[Direction] Copy out all lines that carry the word "into".

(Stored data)
%%

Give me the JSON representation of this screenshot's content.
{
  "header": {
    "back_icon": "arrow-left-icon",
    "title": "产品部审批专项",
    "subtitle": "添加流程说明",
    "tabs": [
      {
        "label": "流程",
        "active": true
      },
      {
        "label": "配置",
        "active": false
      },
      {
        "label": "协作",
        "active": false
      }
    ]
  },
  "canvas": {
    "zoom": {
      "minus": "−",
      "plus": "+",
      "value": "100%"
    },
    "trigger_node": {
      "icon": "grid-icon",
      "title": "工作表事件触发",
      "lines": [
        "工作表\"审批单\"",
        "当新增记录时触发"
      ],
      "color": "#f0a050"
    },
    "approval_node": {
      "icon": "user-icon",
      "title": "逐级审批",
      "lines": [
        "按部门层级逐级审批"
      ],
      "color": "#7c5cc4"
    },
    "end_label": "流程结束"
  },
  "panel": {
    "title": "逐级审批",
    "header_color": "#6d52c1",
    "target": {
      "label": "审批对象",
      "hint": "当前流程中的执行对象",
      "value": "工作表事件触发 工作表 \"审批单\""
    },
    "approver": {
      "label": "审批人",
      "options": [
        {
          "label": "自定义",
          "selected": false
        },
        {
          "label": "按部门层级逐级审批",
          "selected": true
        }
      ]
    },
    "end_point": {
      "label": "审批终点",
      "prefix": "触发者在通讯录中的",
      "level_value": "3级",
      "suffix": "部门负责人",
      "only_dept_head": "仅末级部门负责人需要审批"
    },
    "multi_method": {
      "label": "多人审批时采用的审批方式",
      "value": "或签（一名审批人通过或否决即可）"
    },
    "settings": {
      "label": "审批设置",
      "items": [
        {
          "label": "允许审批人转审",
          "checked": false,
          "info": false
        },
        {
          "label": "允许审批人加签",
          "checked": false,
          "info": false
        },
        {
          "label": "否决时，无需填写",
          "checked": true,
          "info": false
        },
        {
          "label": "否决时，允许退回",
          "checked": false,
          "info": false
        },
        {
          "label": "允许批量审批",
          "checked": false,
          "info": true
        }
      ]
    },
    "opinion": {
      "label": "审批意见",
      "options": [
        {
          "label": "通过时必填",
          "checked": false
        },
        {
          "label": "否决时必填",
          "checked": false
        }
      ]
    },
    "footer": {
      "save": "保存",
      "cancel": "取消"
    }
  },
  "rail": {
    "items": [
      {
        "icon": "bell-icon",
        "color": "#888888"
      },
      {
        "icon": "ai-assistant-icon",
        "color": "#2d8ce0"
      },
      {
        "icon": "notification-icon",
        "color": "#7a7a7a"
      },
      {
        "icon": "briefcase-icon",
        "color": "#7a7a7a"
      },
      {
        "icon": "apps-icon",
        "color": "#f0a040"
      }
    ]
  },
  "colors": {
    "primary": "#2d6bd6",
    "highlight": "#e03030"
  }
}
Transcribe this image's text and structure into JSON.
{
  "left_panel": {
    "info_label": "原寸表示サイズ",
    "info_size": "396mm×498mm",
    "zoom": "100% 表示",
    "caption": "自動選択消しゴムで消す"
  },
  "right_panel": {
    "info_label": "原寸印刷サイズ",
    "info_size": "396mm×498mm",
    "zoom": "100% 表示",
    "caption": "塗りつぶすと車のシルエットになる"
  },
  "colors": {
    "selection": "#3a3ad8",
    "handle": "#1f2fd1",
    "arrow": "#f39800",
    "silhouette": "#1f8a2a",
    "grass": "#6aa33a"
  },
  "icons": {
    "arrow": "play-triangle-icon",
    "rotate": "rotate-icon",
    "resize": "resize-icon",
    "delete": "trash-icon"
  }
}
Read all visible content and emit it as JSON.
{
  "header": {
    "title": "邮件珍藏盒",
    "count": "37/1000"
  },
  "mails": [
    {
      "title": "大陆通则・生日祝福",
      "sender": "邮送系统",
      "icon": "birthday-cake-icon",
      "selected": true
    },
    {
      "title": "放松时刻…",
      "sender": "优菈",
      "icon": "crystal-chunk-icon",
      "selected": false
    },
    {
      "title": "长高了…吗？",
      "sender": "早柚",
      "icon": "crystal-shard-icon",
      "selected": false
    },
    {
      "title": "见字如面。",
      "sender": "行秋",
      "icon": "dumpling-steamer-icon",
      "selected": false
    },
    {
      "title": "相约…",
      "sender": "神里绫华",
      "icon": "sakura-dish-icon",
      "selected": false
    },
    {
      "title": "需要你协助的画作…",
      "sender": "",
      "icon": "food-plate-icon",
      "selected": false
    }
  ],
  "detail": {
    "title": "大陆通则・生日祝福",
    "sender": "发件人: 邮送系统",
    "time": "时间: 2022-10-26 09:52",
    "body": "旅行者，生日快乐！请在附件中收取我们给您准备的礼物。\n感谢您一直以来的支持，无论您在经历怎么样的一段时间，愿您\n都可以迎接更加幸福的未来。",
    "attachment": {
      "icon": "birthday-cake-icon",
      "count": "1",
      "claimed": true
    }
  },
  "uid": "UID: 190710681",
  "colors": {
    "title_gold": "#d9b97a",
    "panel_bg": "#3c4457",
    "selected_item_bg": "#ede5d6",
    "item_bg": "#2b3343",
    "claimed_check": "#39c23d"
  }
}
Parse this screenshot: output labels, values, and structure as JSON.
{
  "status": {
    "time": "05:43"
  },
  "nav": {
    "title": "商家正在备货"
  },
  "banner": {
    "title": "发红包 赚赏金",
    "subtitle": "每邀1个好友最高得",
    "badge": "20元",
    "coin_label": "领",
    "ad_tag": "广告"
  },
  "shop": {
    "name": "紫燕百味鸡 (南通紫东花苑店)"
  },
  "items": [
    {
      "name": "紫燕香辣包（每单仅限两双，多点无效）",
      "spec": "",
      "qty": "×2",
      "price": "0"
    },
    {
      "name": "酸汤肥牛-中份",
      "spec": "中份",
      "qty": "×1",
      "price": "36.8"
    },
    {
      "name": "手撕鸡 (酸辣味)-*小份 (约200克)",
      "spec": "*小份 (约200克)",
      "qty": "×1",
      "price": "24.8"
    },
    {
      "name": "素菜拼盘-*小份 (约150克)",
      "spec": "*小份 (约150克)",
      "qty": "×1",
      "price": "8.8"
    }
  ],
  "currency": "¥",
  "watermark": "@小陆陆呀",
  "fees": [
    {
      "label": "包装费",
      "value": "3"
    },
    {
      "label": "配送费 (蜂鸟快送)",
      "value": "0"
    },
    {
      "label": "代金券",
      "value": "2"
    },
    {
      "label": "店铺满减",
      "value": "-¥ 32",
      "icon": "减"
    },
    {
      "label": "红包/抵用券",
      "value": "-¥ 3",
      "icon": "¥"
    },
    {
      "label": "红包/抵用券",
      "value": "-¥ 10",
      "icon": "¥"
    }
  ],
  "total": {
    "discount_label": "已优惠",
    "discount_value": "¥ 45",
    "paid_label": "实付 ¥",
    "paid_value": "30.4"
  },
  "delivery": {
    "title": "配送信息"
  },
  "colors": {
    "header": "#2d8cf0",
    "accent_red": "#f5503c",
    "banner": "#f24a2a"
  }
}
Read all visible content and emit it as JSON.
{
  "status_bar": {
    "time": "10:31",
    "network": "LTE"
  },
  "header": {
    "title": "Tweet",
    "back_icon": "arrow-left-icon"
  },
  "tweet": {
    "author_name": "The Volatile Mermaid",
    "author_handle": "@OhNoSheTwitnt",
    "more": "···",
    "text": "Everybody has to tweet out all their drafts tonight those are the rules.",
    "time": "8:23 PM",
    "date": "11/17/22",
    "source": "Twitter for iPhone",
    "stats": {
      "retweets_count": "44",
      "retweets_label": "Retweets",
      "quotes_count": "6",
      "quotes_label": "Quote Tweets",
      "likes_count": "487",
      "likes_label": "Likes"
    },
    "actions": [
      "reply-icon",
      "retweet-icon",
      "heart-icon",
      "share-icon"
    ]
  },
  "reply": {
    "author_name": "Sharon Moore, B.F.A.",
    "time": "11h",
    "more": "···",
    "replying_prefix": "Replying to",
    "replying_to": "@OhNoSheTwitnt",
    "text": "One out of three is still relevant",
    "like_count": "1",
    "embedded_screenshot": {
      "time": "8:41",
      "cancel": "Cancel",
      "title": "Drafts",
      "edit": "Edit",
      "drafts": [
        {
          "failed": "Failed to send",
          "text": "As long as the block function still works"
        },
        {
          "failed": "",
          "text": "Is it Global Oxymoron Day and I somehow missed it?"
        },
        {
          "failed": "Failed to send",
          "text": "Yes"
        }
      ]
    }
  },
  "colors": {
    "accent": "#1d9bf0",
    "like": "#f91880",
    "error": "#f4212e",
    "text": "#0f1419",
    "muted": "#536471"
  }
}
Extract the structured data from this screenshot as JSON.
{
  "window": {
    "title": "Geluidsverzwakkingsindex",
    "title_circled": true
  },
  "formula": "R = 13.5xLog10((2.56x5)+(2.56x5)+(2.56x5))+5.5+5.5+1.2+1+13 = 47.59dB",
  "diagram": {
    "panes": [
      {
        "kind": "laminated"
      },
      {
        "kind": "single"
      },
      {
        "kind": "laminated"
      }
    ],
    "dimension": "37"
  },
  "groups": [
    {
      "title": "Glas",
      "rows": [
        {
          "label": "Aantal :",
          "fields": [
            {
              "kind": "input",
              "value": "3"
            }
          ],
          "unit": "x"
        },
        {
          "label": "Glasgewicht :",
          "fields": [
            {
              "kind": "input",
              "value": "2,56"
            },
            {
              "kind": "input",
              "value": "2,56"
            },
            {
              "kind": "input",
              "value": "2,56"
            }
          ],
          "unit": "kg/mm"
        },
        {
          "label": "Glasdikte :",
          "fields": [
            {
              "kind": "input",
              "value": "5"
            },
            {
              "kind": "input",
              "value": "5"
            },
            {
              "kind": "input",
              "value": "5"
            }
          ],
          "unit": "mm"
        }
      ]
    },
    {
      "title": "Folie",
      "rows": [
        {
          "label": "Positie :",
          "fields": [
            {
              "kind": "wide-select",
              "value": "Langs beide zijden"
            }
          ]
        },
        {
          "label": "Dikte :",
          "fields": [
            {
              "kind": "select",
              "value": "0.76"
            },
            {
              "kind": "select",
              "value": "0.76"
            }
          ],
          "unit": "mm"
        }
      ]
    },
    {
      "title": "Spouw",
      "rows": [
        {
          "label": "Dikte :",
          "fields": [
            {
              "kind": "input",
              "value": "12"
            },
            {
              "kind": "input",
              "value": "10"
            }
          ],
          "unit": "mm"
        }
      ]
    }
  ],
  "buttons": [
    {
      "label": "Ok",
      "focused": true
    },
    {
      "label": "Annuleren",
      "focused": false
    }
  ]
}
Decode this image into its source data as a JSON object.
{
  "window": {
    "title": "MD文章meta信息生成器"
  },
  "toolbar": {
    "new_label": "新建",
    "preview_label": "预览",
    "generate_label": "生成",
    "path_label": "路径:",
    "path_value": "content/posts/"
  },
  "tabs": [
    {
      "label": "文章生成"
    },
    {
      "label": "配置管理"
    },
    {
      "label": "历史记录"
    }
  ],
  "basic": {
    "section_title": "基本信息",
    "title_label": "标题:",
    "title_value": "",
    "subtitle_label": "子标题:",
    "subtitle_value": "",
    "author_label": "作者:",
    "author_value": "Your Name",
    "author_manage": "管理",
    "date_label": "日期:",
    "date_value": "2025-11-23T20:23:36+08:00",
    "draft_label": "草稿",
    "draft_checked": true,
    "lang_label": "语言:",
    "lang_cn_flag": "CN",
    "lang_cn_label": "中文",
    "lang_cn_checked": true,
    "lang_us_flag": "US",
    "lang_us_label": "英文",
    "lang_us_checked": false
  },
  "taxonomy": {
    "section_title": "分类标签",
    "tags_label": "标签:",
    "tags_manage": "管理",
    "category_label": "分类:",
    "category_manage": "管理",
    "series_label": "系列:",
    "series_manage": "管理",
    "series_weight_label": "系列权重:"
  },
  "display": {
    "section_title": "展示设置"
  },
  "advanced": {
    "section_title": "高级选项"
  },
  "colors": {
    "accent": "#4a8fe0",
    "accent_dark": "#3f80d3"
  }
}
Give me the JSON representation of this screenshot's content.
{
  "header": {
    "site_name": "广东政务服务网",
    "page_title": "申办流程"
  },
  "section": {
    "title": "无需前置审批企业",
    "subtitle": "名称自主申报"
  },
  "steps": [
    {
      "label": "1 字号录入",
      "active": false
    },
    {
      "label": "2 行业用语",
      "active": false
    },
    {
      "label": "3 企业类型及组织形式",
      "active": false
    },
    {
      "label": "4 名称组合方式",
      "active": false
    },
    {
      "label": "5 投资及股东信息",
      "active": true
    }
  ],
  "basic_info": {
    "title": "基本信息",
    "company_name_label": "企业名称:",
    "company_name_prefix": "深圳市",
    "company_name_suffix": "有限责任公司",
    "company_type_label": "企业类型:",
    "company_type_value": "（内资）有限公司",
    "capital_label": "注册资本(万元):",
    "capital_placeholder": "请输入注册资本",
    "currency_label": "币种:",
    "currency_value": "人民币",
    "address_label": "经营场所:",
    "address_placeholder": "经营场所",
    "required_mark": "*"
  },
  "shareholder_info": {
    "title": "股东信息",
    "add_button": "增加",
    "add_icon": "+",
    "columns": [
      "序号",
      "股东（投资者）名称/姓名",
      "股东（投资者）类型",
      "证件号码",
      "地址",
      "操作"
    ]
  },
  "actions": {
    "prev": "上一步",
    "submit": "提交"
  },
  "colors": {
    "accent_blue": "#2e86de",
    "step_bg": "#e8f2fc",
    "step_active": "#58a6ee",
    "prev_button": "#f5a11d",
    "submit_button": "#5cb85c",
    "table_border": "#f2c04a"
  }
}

%%

[Correct answer]
Transcribe this image's text and structure into JSON.
Decode this image into its source data as a JSON object.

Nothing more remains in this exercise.